═══ Datenauszüge ═══

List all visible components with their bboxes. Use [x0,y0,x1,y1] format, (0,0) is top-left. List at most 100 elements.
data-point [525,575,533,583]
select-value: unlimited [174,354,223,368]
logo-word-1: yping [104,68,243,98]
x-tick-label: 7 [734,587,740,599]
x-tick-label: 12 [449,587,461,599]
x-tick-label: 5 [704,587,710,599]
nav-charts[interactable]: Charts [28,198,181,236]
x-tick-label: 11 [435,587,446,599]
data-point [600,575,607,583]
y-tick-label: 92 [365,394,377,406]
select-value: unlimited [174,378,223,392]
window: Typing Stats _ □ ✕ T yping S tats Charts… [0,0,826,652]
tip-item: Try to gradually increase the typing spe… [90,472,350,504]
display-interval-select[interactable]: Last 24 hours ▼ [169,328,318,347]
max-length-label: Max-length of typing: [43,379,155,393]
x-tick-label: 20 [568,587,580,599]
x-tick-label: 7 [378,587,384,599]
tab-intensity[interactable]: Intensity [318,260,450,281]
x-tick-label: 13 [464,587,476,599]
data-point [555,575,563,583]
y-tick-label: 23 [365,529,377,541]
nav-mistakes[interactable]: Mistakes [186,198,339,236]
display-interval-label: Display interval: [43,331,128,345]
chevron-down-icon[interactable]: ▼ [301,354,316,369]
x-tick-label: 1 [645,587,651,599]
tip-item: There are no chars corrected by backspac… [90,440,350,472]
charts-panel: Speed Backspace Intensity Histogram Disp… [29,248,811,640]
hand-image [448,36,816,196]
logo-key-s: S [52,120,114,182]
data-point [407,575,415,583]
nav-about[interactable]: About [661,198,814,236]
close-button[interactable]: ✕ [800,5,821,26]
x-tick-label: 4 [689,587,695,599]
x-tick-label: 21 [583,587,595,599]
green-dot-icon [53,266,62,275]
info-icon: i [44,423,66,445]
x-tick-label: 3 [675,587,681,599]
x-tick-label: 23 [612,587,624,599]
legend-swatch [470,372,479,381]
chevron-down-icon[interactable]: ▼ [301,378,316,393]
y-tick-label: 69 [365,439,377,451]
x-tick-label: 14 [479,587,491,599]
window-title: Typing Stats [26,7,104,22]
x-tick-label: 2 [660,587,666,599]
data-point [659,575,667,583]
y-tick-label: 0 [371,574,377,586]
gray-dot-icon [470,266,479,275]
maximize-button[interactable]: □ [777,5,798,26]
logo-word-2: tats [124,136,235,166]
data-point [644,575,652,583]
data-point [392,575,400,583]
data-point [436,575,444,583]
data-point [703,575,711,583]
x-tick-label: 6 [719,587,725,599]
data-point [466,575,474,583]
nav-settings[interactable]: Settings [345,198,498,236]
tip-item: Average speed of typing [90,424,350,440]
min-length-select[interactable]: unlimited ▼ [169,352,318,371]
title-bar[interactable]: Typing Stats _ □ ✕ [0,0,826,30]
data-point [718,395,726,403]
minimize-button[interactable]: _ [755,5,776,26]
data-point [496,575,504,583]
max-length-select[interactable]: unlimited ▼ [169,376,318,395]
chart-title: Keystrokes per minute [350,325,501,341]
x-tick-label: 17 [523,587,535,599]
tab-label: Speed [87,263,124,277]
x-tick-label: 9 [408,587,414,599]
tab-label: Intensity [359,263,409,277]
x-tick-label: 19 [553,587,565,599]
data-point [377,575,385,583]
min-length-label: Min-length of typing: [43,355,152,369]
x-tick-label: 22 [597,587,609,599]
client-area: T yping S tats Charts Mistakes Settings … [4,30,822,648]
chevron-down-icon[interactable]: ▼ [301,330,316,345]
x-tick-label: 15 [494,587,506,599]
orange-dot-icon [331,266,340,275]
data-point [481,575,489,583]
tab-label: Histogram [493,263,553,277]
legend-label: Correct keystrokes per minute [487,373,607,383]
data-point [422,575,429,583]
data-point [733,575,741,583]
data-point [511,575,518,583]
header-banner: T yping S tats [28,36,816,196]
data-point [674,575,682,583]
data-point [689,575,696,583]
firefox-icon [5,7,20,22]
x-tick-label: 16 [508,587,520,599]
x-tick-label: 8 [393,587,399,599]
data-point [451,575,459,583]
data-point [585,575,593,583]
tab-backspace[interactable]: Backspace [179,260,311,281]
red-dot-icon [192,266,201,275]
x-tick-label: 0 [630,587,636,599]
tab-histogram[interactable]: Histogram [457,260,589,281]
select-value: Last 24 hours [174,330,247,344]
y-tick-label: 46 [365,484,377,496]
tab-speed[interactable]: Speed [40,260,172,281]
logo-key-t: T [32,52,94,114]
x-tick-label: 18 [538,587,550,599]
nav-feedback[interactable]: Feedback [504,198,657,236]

═══

Aufgabe: Welche Zeilen des Materials enthalten die Zeichenfolge "hours"? Ziehen Sie jede davon heraus und beachten Sie dabei die Groß- und Kleinschreibung.

Ergebnis:
display-interval-select[interactable]: Last 24 hours ▼ [169,328,318,347]
select-value: Last 24 hours [174,330,247,344]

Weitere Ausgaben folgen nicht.